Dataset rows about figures
☆ ☆ ☆ ☆ ☆

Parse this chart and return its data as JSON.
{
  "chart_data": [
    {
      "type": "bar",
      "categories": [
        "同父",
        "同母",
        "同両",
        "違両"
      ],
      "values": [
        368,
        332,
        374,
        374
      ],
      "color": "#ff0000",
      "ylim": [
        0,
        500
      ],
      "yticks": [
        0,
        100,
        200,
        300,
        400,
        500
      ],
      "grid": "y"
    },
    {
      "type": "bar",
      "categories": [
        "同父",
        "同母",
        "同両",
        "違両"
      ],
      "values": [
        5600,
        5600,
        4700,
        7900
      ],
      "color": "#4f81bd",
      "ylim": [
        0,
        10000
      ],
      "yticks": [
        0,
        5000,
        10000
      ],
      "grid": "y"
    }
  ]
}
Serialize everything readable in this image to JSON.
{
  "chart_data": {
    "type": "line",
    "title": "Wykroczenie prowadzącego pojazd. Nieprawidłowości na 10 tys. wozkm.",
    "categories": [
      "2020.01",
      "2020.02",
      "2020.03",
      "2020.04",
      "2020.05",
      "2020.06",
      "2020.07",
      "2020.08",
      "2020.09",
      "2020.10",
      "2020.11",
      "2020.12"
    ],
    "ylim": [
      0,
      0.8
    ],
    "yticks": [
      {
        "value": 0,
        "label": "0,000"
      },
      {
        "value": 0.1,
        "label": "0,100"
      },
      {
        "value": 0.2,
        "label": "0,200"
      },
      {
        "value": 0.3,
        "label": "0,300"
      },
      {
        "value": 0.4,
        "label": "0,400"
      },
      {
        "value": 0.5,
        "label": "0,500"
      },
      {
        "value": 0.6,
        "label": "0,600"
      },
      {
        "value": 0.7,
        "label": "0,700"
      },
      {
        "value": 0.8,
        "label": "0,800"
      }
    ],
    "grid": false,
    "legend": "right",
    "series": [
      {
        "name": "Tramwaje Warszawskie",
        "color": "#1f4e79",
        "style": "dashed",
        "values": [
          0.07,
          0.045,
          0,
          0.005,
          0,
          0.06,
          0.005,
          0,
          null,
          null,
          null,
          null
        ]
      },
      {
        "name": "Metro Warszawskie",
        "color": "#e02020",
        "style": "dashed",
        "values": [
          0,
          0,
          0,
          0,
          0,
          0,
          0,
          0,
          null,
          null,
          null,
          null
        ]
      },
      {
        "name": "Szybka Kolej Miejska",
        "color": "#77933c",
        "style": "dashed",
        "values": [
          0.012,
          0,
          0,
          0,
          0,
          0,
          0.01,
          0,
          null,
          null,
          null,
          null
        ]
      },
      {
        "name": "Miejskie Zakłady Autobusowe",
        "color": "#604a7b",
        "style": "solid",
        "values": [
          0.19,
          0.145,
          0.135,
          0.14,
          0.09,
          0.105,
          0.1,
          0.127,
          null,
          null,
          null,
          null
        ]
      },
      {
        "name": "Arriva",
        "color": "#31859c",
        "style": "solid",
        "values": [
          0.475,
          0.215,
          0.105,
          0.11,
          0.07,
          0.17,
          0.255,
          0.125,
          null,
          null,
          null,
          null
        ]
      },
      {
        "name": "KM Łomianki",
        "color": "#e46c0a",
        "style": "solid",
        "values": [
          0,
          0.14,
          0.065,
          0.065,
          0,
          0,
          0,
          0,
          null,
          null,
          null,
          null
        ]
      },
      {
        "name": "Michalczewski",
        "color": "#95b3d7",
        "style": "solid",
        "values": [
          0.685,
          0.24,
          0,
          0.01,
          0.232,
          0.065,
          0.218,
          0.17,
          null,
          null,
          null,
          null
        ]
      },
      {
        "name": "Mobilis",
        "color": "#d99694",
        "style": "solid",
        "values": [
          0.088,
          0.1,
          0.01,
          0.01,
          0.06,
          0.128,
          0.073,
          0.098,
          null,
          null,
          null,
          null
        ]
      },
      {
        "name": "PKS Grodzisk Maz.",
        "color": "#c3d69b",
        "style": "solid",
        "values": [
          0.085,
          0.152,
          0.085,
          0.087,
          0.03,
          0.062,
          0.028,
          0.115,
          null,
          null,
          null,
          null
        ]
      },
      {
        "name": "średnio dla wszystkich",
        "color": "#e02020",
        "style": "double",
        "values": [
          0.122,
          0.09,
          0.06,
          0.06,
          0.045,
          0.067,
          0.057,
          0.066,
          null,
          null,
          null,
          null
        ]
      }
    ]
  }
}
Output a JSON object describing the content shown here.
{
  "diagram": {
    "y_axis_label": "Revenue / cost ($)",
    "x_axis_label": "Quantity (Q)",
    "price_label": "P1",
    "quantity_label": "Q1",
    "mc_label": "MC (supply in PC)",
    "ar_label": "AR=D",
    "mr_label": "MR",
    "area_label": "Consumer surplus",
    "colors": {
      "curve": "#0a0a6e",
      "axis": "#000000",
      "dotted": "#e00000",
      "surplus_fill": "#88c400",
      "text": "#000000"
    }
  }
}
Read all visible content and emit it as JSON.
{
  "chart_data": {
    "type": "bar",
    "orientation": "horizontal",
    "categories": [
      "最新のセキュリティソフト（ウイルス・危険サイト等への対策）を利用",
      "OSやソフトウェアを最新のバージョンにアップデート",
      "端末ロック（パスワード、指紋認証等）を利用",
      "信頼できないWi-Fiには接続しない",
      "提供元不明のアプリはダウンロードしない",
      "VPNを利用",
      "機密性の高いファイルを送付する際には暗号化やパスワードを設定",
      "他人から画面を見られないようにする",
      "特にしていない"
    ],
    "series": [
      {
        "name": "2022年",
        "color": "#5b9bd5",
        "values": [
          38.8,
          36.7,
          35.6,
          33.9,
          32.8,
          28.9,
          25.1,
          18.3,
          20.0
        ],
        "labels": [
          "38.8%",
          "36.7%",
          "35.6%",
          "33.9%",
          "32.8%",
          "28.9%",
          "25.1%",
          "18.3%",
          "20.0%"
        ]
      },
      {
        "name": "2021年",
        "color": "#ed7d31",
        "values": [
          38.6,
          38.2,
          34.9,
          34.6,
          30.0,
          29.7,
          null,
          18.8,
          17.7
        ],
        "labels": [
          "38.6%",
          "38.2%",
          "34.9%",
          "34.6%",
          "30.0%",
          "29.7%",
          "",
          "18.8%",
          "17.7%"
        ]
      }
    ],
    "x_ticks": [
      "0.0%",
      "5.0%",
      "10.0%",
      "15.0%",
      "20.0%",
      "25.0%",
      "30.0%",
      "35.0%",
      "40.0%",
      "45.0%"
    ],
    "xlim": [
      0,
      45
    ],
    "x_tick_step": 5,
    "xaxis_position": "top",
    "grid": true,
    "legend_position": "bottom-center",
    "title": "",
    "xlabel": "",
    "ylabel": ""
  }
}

☆ ☆ ☆ ☆ ☆

▶ Request
Please reproduce the entire listing, exactly as shown.

▶ Response to the task
Parse this chart and return its data as JSON.
{
  "chart_data": [
    {
      "type": "bar",
      "categories": [
        "同父",
        "同母",
        "同両",
        "違両"
      ],
      "values": [
        368,
        332,
        374,
        374
      ],
      "color": "#ff0000",
      "ylim": [
        0,
        500
      ],
      "yticks": [
        0,
        100,
        200,
        300,
        400,
        500
      ],
      "grid": "y"
    },
    {
      "type": "bar",
      "categories": [
        "同父",
        "同母",
        "同両",
        "違両"
      ],
      "values": [
        5600,
        5600,
        4700,
        7900
      ],
      "color": "#4f81bd",
      "ylim": [
        0,
        10000
      ],
      "yticks": [
        0,
        5000,
        10000
      ],
      "grid": "y"
    }
  ]
}
Serialize everything readable in this image to JSON.
{
  "chart_data": {
    "type": "line",
    "title": "Wykroczenie prowadzącego pojazd. Nieprawidłowości na 10 tys. wozkm.",
    "categories": [
      "2020.01",
      "2020.02",
      "2020.03",
      "2020.04",
      "2020.05",
      "2020.06",
      "2020.07",
      "2020.08",
      "2020.09",
      "2020.10",
      "2020.11",
      "2020.12"
    ],
    "ylim": [
      0,
      0.8
    ],
    "yticks": [
      {
        "value": 0,
        "label": "0,000"
      },
      {
        "value": 0.1,
        "label": "0,100"
      },
      {
        "value": 0.2,
        "label": "0,200"
      },
      {
        "value": 0.3,
        "label": "0,300"
      },
      {
        "value": 0.4,
        "label": "0,400"
      },
      {
        "value": 0.5,
        "label": "0,500"
      },
      {
        "value": 0.6,
        "label": "0,600"
      },
      {
        "value": 0.7,
        "label": "0,700"
      },
      {
        "value": 0.8,
        "label": "0,800"
      }
    ],
    "grid": false,
    "legend": "right",
    "series": [
      {
        "name": "Tramwaje Warszawskie",
        "color": "#1f4e79",
        "style": "dashed",
        "values": [
          0.07,
          0.045,
          0,
          0.005,
          0,
          0.06,
          0.005,
          0,
          null,
          null,
          null,
          null
        ]
      },
      {
        "name": "Metro Warszawskie",
        "color": "#e02020",
        "style": "dashed",
        "values": [
          0,
          0,
          0,
          0,
          0,
          0,
          0,
          0,
          null,
          null,
          null,
          null
        ]
      },
      {
        "name": "Szybka Kolej Miejska",
        "color": "#77933c",
        "style": "dashed",
        "values": [
          0.012,
          0,
          0,
          0,
          0,
          0,
          0.01,
          0,
          null,
          null,
          null,
          null
        ]
      },
      {
        "name": "Miejskie Zakłady Autobusowe",
        "color": "#604a7b",
        "style": "solid",
        "values": [
          0.19,
          0.145,
          0.135,
          0.14,
          0.09,
          0.105,
          0.1,
          0.127,
          null,
          null,
          null,
          null
        ]
      },
      {
        "name": "Arriva",
        "color": "#31859c",
        "style": "solid",
        "values": [
          0.475,
          0.215,
          0.105,
          0.11,
          0.07,
          0.17,
          0.255,
          0.125,
          null,
          null,
          null,
          null
        ]
      },
      {
        "name": "KM Łomianki",
        "color": "#e46c0a",
        "style": "solid",
        "values": [
          0,
          0.14,
          0.065,
          0.065,
          0,
          0,
          0,
          0,
          null,
          null,
          null,
          null
        ]
      },
      {
        "name": "Michalczewski",
        "color": "#95b3d7",
        "style": "solid",
        "values": [
          0.685,
          0.24,
          0,
          0.01,
          0.232,
          0.065,
          0.218,
          0.17,
          null,
          null,
          null,
          null
        ]
      },
      {
        "name": "Mobilis",
        "color": "#d99694",
        "style": "solid",
        "values": [
          0.088,
          0.1,
          0.01,
          0.01,
          0.06,
          0.128,
          0.073,
          0.098,
          null,
          null,
          null,
          null
        ]
      },
      {
        "name": "PKS Grodzisk Maz.",
        "color": "#c3d69b",
        "style": "solid",
        "values": [
          0.085,
          0.152,
          0.085,
          0.087,
          0.03,
          0.062,
          0.028,
          0.115,
          null,
          null,
          null,
          null
        ]
      },
      {
        "name": "średnio dla wszystkich",
        "color": "#e02020",
        "style": "double",
        "values": [
          0.122,
          0.09,
          0.06,
          0.06,
          0.045,
          0.067,
          0.057,
          0.066,
          null,
          null,
          null,
          null
        ]
      }
    ]
  }
}
Output a JSON object describing the content shown here.
{
  "diagram": {
    "y_axis_label": "Revenue / cost ($)",
    "x_axis_label": "Quantity (Q)",
    "price_label": "P1",
    "quantity_label": "Q1",
    "mc_label": "MC (supply in PC)",
    "ar_label": "AR=D",
    "mr_label": "MR",
    "area_label": "Consumer surplus",
    "colors": {
      "curve": "#0a0a6e",
      "axis": "#000000",
      "dotted": "#e00000",
      "surplus_fill": "#88c400",
      "text": "#000000"
    }
  }
}
Read all visible content and emit it as JSON.
{
  "chart_data": {
    "type": "bar",
    "orientation": "horizontal",
    "categories": [
      "最新のセキュリティソフト（ウイルス・危険サイト等への対策）を利用",
      "OSやソフトウェアを最新のバージョンにアップデート",
      "端末ロック（パスワード、指紋認証等）を利用",
      "信頼できないWi-Fiには接続しない",
      "提供元不明のアプリはダウンロードしない",
      "VPNを利用",
      "機密性の高いファイルを送付する際には暗号化やパスワードを設定",
      "他人から画面を見られないようにする",
      "特にしていない"
    ],
    "series": [
      {
        "name": "2022年",
        "color": "#5b9bd5",
        "values": [
          38.8,
          36.7,
          35.6,
          33.9,
          32.8,
          28.9,
          25.1,
          18.3,
          20.0
        ],
        "labels": [
          "38.8%",
          "36.7%",
          "35.6%",
          "33.9%",
          "32.8%",
          "28.9%",
          "25.1%",
          "18.3%",
          "20.0%"
        ]
      },
      {
        "name": "2021年",
        "color": "#ed7d31",
        "values": [
          38.6,
          38.2,
          34.9,
          34.6,
          30.0,
          29.7,
          null,
          18.8,
          17.7
        ],
        "labels": [
          "38.6%",
          "38.2%",
          "34.9%",
          "34.6%",
          "30.0%",
          "29.7%",
          "",
          "18.8%",
          "17.7%"
        ]
      }
    ],
    "x_ticks": [
      "0.0%",
      "5.0%",
      "10.0%",
      "15.0%",
      "20.0%",
      "25.0%",
      "30.0%",
      "35.0%",
      "40.0%",
      "45.0%"
    ],
    "xlim": [
      0,
      45
    ],
    "x_tick_step": 5,
    "xaxis_position": "top",
    "grid": true,
    "legend_position": "bottom-center",
    "title": "",
    "xlabel": "",
    "ylabel": ""
  }
}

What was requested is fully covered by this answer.